■ **REQUIRED TASK**
Reproduce every entry in the listing without alteration.

-------------------------

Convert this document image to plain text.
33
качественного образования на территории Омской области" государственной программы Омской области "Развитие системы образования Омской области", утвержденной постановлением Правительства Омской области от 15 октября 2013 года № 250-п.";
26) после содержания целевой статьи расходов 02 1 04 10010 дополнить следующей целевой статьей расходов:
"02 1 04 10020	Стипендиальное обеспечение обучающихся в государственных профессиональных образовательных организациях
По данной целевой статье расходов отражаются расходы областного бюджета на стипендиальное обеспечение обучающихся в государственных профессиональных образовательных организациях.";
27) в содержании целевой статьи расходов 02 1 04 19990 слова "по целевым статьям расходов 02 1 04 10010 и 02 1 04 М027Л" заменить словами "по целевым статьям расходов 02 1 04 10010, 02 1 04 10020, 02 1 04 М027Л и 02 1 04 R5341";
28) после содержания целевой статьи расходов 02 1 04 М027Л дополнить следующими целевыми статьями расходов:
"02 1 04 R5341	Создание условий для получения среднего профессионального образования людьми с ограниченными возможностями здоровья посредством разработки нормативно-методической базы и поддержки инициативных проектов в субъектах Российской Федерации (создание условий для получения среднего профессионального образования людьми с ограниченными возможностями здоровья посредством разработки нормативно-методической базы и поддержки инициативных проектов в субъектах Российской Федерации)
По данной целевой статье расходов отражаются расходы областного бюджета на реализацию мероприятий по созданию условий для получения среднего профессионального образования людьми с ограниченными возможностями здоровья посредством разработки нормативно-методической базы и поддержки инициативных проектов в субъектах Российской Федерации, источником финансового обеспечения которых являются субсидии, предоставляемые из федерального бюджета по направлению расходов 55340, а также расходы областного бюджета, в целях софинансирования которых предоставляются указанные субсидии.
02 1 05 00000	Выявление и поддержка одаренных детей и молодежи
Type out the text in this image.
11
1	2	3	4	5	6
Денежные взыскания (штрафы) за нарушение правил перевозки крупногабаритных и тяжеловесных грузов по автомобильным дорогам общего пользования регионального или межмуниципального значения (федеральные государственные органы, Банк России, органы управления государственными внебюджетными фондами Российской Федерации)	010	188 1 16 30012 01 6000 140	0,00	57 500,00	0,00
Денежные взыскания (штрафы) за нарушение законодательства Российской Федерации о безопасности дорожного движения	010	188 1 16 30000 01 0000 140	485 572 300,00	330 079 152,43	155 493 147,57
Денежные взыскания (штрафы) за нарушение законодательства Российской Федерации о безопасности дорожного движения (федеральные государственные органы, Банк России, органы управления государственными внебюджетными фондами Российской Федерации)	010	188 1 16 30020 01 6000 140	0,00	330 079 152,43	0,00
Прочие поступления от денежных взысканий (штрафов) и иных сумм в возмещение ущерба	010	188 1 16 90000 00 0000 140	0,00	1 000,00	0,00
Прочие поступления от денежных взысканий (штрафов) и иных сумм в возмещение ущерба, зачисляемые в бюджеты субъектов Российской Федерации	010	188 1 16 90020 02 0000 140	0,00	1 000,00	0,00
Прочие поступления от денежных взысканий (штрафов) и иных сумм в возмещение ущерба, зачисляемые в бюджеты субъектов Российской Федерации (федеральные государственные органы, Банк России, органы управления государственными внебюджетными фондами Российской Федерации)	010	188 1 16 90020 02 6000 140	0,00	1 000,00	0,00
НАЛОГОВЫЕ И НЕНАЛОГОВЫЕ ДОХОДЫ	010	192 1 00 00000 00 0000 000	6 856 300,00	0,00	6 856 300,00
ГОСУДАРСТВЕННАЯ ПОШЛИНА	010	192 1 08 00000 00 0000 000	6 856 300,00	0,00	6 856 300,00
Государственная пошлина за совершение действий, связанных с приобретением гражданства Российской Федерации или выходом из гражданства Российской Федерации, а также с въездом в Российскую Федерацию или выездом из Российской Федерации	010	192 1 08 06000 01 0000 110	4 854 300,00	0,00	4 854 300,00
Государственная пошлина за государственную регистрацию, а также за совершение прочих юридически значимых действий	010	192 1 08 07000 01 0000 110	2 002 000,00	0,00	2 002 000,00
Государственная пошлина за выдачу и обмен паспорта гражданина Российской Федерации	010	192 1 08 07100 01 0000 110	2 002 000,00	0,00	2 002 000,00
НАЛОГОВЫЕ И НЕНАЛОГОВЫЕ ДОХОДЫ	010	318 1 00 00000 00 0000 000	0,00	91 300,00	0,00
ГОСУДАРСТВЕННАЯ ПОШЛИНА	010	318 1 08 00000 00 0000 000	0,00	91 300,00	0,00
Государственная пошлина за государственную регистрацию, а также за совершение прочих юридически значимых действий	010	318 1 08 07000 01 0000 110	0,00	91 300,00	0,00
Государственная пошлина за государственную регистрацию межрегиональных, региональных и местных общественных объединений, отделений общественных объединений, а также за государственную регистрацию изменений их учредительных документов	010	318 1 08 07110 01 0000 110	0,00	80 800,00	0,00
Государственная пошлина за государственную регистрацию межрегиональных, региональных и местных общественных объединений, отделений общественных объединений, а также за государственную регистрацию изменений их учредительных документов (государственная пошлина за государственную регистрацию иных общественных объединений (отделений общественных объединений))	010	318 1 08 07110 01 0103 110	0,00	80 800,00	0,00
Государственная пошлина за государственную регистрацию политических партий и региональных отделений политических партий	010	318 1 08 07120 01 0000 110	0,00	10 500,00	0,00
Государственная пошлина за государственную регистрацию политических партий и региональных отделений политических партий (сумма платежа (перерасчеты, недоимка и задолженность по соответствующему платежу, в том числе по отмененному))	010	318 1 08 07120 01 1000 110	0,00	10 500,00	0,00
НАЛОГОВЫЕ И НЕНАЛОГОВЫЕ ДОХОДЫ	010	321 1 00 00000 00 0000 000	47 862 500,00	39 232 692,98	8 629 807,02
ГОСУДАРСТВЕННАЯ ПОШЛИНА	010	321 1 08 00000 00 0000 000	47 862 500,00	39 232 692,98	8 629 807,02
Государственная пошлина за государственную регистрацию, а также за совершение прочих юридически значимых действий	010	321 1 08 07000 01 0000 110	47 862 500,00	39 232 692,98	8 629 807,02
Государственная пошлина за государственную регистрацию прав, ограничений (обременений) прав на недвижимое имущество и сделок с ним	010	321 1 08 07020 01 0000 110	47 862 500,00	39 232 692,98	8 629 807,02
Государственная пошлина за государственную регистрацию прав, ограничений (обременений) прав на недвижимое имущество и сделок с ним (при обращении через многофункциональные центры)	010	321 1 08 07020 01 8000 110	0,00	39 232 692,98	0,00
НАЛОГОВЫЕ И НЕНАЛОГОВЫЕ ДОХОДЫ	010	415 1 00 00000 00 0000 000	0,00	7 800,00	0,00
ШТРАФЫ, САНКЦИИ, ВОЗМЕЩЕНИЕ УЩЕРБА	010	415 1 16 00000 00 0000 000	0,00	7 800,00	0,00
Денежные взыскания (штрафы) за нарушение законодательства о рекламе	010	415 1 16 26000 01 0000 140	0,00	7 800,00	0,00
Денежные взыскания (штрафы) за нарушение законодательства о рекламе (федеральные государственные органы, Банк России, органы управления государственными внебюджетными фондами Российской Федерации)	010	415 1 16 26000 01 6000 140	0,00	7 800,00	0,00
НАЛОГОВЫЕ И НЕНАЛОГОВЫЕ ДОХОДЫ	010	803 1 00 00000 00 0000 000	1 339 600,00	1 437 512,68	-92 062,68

-------------------------

■ **RESULT OF THE EXERCISE**
Convert this document image to plain text.
33
качественного образования на территории Омской области" государственной программы Омской области "Развитие системы образования Омской области", утвержденной постановлением Правительства Омской области от 15 октября 2013 года № 250-п.";
26) после содержания целевой статьи расходов 02 1 04 10010 дополнить следующей целевой статьей расходов:
"02 1 04 10020	Стипендиальное обеспечение обучающихся в государственных профессиональных образовательных организациях
По данной целевой статье расходов отражаются расходы областного бюджета на стипендиальное обеспечение обучающихся в государственных профессиональных образовательных организациях.";
27) в содержании целевой статьи расходов 02 1 04 19990 слова "по целевым статьям расходов 02 1 04 10010 и 02 1 04 М027Л" заменить словами "по целевым статьям расходов 02 1 04 10010, 02 1 04 10020, 02 1 04 М027Л и 02 1 04 R5341";
28) после содержания целевой статьи расходов 02 1 04 М027Л дополнить следующими целевыми статьями расходов:
"02 1 04 R5341	Создание условий для получения среднего профессионального образования людьми с ограниченными возможностями здоровья посредством разработки нормативно-методической базы и поддержки инициативных проектов в субъектах Российской Федерации (создание условий для получения среднего профессионального образования людьми с ограниченными возможностями здоровья посредством разработки нормативно-методической базы и поддержки инициативных проектов в субъектах Российской Федерации)
По данной целевой статье расходов отражаются расходы областного бюджета на реализацию мероприятий по созданию условий для получения среднего профессионального образования людьми с ограниченными возможностями здоровья посредством разработки нормативно-методической базы и поддержки инициативных проектов в субъектах Российской Федерации, источником финансового обеспечения которых являются субсидии, предоставляемые из федерального бюджета по направлению расходов 55340, а также расходы областного бюджета, в целях софинансирования которых предоставляются указанные субсидии.
02 1 05 00000	Выявление и поддержка одаренных детей и молодежи
Type out the text in this image.
11
1	2	3	4	5	6
Денежные взыскания (штрафы) за нарушение правил перевозки крупногабаритных и тяжеловесных грузов по автомобильным дорогам общего пользования регионального или межмуниципального значения (федеральные государственные органы, Банк России, органы управления государственными внебюджетными фондами Российской Федерации)	010	188 1 16 30012 01 6000 140	0,00	57 500,00	0,00
Денежные взыскания (штрафы) за нарушение законодательства Российской Федерации о безопасности дорожного движения	010	188 1 16 30000 01 0000 140	485 572 300,00	330 079 152,43	155 493 147,57
Денежные взыскания (штрафы) за нарушение законодательства Российской Федерации о безопасности дорожного движения (федеральные государственные органы, Банк России, органы управления государственными внебюджетными фондами Российской Федерации)	010	188 1 16 30020 01 6000 140	0,00	330 079 152,43	0,00
Прочие поступления от денежных взысканий (штрафов) и иных сумм в возмещение ущерба	010	188 1 16 90000 00 0000 140	0,00	1 000,00	0,00
Прочие поступления от денежных взысканий (штрафов) и иных сумм в возмещение ущерба, зачисляемые в бюджеты субъектов Российской Федерации	010	188 1 16 90020 02 0000 140	0,00	1 000,00	0,00
Прочие поступления от денежных взысканий (штрафов) и иных сумм в возмещение ущерба, зачисляемые в бюджеты субъектов Российской Федерации (федеральные государственные органы, Банк России, органы управления государственными внебюджетными фондами Российской Федерации)	010	188 1 16 90020 02 6000 140	0,00	1 000,00	0,00
НАЛОГОВЫЕ И НЕНАЛОГОВЫЕ ДОХОДЫ	010	192 1 00 00000 00 0000 000	6 856 300,00	0,00	6 856 300,00
ГОСУДАРСТВЕННАЯ ПОШЛИНА	010	192 1 08 00000 00 0000 000	6 856 300,00	0,00	6 856 300,00
Государственная пошлина за совершение действий, связанных с приобретением гражданства Российской Федерации или выходом из гражданства Российской Федерации, а также с въездом в Российскую Федерацию или выездом из Российской Федерации	010	192 1 08 06000 01 0000 110	4 854 300,00	0,00	4 854 300,00
Государственная пошлина за государственную регистрацию, а также за совершение прочих юридически значимых действий	010	192 1 08 07000 01 0000 110	2 002 000,00	0,00	2 002 000,00
Государственная пошлина за выдачу и обмен паспорта гражданина Российской Федерации	010	192 1 08 07100 01 0000 110	2 002 000,00	0,00	2 002 000,00
НАЛОГОВЫЕ И НЕНАЛОГОВЫЕ ДОХОДЫ	010	318 1 00 00000 00 0000 000	0,00	91 300,00	0,00
ГОСУДАРСТВЕННАЯ ПОШЛИНА	010	318 1 08 00000 00 0000 000	0,00	91 300,00	0,00
Государственная пошлина за государственную регистрацию, а также за совершение прочих юридически значимых действий	010	318 1 08 07000 01 0000 110	0,00	91 300,00	0,00
Государственная пошлина за государственную регистрацию межрегиональных, региональных и местных общественных объединений, отделений общественных объединений, а также за государственную регистрацию изменений их учредительных документов	010	318 1 08 07110 01 0000 110	0,00	80 800,00	0,00
Государственная пошлина за государственную регистрацию межрегиональных, региональных и местных общественных объединений, отделений общественных объединений, а также за государственную регистрацию изменений их учредительных документов (государственная пошлина за государственную регистрацию иных общественных объединений (отделений общественных объединений))	010	318 1 08 07110 01 0103 110	0,00	80 800,00	0,00
Государственная пошлина за государственную регистрацию политических партий и региональных отделений политических партий	010	318 1 08 07120 01 0000 110	0,00	10 500,00	0,00
Государственная пошлина за государственную регистрацию политических партий и региональных отделений политических партий (сумма платежа (перерасчеты, недоимка и задолженность по соответствующему платежу, в том числе по отмененному))	010	318 1 08 07120 01 1000 110	0,00	10 500,00	0,00
НАЛОГОВЫЕ И НЕНАЛОГОВЫЕ ДОХОДЫ	010	321 1 00 00000 00 0000 000	47 862 500,00	39 232 692,98	8 629 807,02
ГОСУДАРСТВЕННАЯ ПОШЛИНА	010	321 1 08 00000 00 0000 000	47 862 500,00	39 232 692,98	8 629 807,02
Государственная пошлина за государственную регистрацию, а также за совершение прочих юридически значимых действий	010	321 1 08 07000 01 0000 110	47 862 500,00	39 232 692,98	8 629 807,02
Государственная пошлина за государственную регистрацию прав, ограничений (обременений) прав на недвижимое имущество и сделок с ним	010	321 1 08 07020 01 0000 110	47 862 500,00	39 232 692,98	8 629 807,02
Государственная пошлина за государственную регистрацию прав, ограничений (обременений) прав на недвижимое имущество и сделок с ним (при обращении через многофункциональные центры)	010	321 1 08 07020 01 8000 110	0,00	39 232 692,98	0,00
НАЛОГОВЫЕ И НЕНАЛОГОВЫЕ ДОХОДЫ	010	415 1 00 00000 00 0000 000	0,00	7 800,00	0,00
ШТРАФЫ, САНКЦИИ, ВОЗМЕЩЕНИЕ УЩЕРБА	010	415 1 16 00000 00 0000 000	0,00	7 800,00	0,00
Денежные взыскания (штрафы) за нарушение законодательства о рекламе	010	415 1 16 26000 01 0000 140	0,00	7 800,00	0,00
Денежные взыскания (штрафы) за нарушение законодательства о рекламе (федеральные государственные органы, Банк России, органы управления государственными внебюджетными фондами Российской Федерации)	010	415 1 16 26000 01 6000 140	0,00	7 800,00	0,00
НАЛОГОВЫЕ И НЕНАЛОГОВЫЕ ДОХОДЫ	010	803 1 00 00000 00 0000 000	1 339 600,00	1 437 512,68	-92 062,68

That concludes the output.